- The request -
Search the listing below for the word "allievo" and copy each line that holds it.

- Records -
⁂

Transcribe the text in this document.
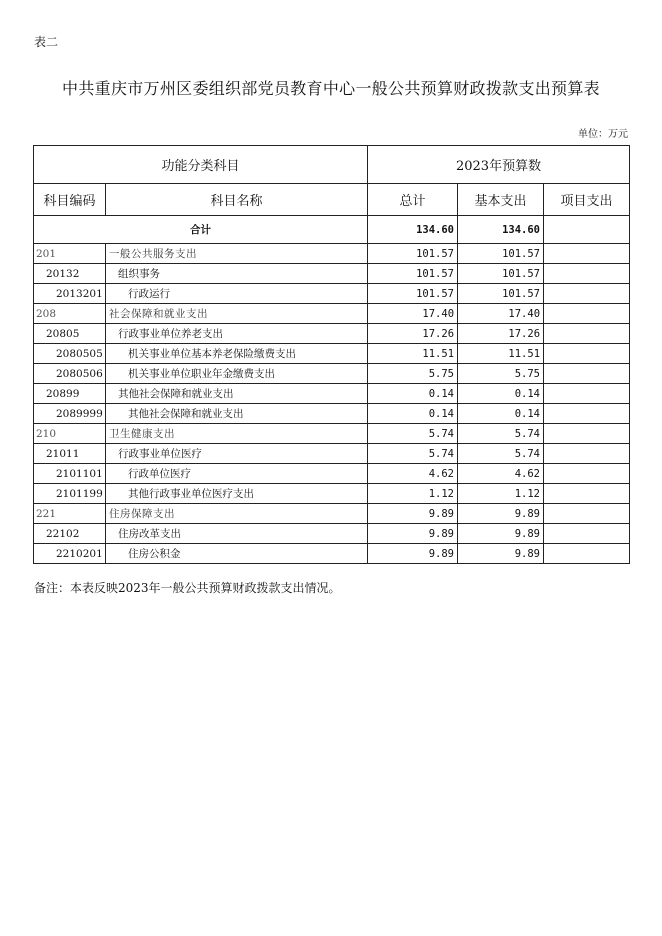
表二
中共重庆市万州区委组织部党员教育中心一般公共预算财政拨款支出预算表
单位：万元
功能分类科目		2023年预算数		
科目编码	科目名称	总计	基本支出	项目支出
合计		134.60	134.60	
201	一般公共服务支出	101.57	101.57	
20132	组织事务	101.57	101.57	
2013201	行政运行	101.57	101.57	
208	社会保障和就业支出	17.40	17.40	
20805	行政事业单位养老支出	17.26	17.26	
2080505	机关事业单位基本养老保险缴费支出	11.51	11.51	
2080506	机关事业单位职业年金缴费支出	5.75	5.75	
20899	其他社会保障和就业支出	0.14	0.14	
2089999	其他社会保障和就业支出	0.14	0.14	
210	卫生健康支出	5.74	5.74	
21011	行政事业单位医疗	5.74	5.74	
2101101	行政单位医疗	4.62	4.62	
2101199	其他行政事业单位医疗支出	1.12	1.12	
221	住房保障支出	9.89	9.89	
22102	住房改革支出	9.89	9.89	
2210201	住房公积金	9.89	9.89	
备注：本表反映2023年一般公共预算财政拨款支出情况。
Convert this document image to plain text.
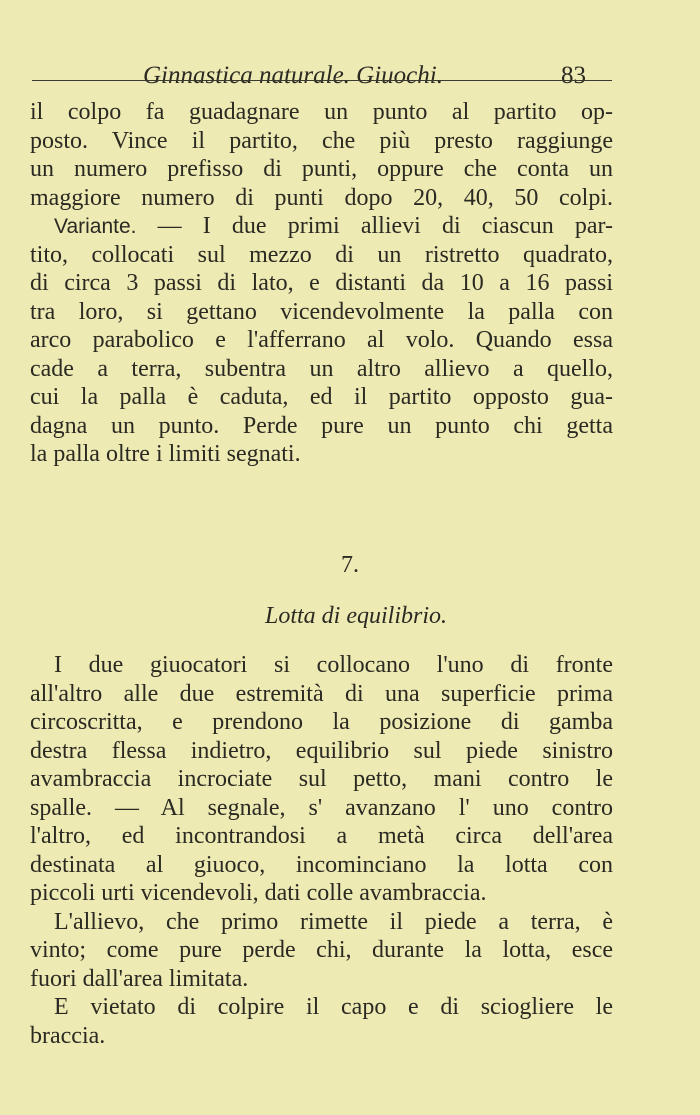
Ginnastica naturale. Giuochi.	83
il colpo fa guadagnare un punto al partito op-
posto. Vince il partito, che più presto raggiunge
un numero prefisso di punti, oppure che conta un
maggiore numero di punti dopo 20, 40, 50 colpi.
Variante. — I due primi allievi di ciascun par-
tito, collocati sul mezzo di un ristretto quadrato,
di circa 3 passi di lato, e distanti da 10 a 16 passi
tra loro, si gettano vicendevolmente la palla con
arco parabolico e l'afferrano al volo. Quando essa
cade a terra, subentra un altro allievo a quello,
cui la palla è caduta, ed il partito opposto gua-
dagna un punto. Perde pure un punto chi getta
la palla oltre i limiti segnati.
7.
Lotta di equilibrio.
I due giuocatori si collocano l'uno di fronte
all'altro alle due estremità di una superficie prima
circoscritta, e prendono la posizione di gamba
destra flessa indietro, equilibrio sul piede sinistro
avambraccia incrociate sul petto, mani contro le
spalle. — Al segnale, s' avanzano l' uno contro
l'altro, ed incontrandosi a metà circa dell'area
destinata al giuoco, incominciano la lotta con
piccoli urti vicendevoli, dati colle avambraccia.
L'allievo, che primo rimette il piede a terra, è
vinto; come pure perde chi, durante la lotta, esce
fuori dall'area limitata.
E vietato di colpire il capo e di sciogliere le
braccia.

⁂

- Answer to the task -
cade a terra, subentra un altro allievo a quello,
L'allievo, che primo rimette il piede a terra, è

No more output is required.